Written exercise -
Below are records to transcribe exactly, without their pictures.

Items -

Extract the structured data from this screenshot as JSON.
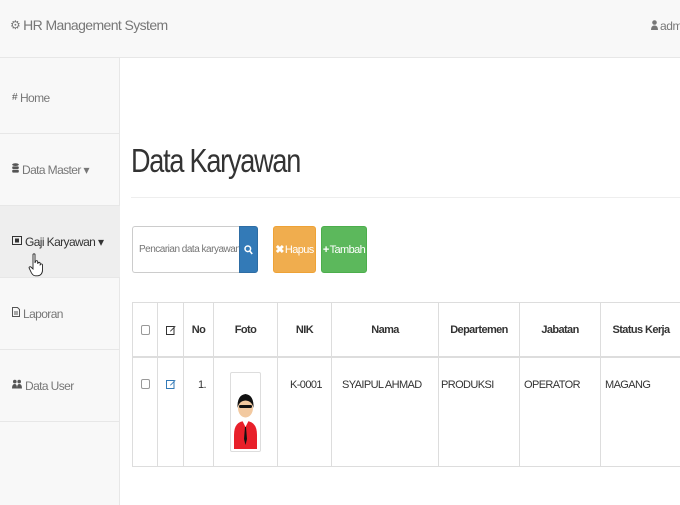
{
  "navbar": {
    "brand": "HR Management System",
    "user": "admin"
  },
  "sidebar": {
    "items": [
      {
        "label": "Home",
        "icon": "home-icon"
      },
      {
        "label": "Data Master ▾",
        "icon": "database-icon"
      },
      {
        "label": "Gaji Karyawan ▾",
        "icon": "money-icon"
      },
      {
        "label": "Laporan",
        "icon": "file-icon"
      },
      {
        "label": "Data User",
        "icon": "users-icon"
      }
    ],
    "active_index": 2
  },
  "main": {
    "title": "Data Karyawan",
    "search": {
      "placeholder": "Pencarian data karyawan..."
    },
    "buttons": {
      "hapus": "Hapus",
      "tambah": "Tambah"
    },
    "colors": {
      "primary": "#337ab7",
      "warning": "#f0ad4e",
      "success": "#5cb85c"
    }
  },
  "table": {
    "columns": [
      "",
      "",
      "No",
      "Foto",
      "NIK",
      "Nama",
      "Departemen",
      "Jabatan",
      "Status Kerja"
    ],
    "rows": [
      {
        "no": "1.",
        "nik": "K-0001",
        "nama": "SYAIPUL AHMAD",
        "departemen": "PRODUKSI",
        "jabatan": "OPERATOR",
        "status": "MAGANG"
      }
    ]
  }
}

Task solution -
Extract the structured data from this screenshot as JSON.
{
  "navbar": {
    "brand": "HR Management System",
    "user": "admin"
  },
  "sidebar": {
    "items": [
      {
        "label": "Home",
        "icon": "home-icon"
      },
      {
        "label": "Data Master ▾",
        "icon": "database-icon"
      },
      {
        "label": "Gaji Karyawan ▾",
        "icon": "money-icon"
      },
      {
        "label": "Laporan",
        "icon": "file-icon"
      },
      {
        "label": "Data User",
        "icon": "users-icon"
      }
    ],
    "active_index": 2
  },
  "main": {
    "title": "Data Karyawan",
    "search": {
      "placeholder": "Pencarian data karyawan..."
    },
    "buttons": {
      "hapus": "Hapus",
      "tambah": "Tambah"
    },
    "colors": {
      "primary": "#337ab7",
      "warning": "#f0ad4e",
      "success": "#5cb85c"
    }
  },
  "table": {
    "columns": [
      "",
      "",
      "No",
      "Foto",
      "NIK",
      "Nama",
      "Departemen",
      "Jabatan",
      "Status Kerja"
    ],
    "rows": [
      {
        "no": "1.",
        "nik": "K-0001",
        "nama": "SYAIPUL AHMAD",
        "departemen": "PRODUKSI",
        "jabatan": "OPERATOR",
        "status": "MAGANG"
      }
    ]
  }
}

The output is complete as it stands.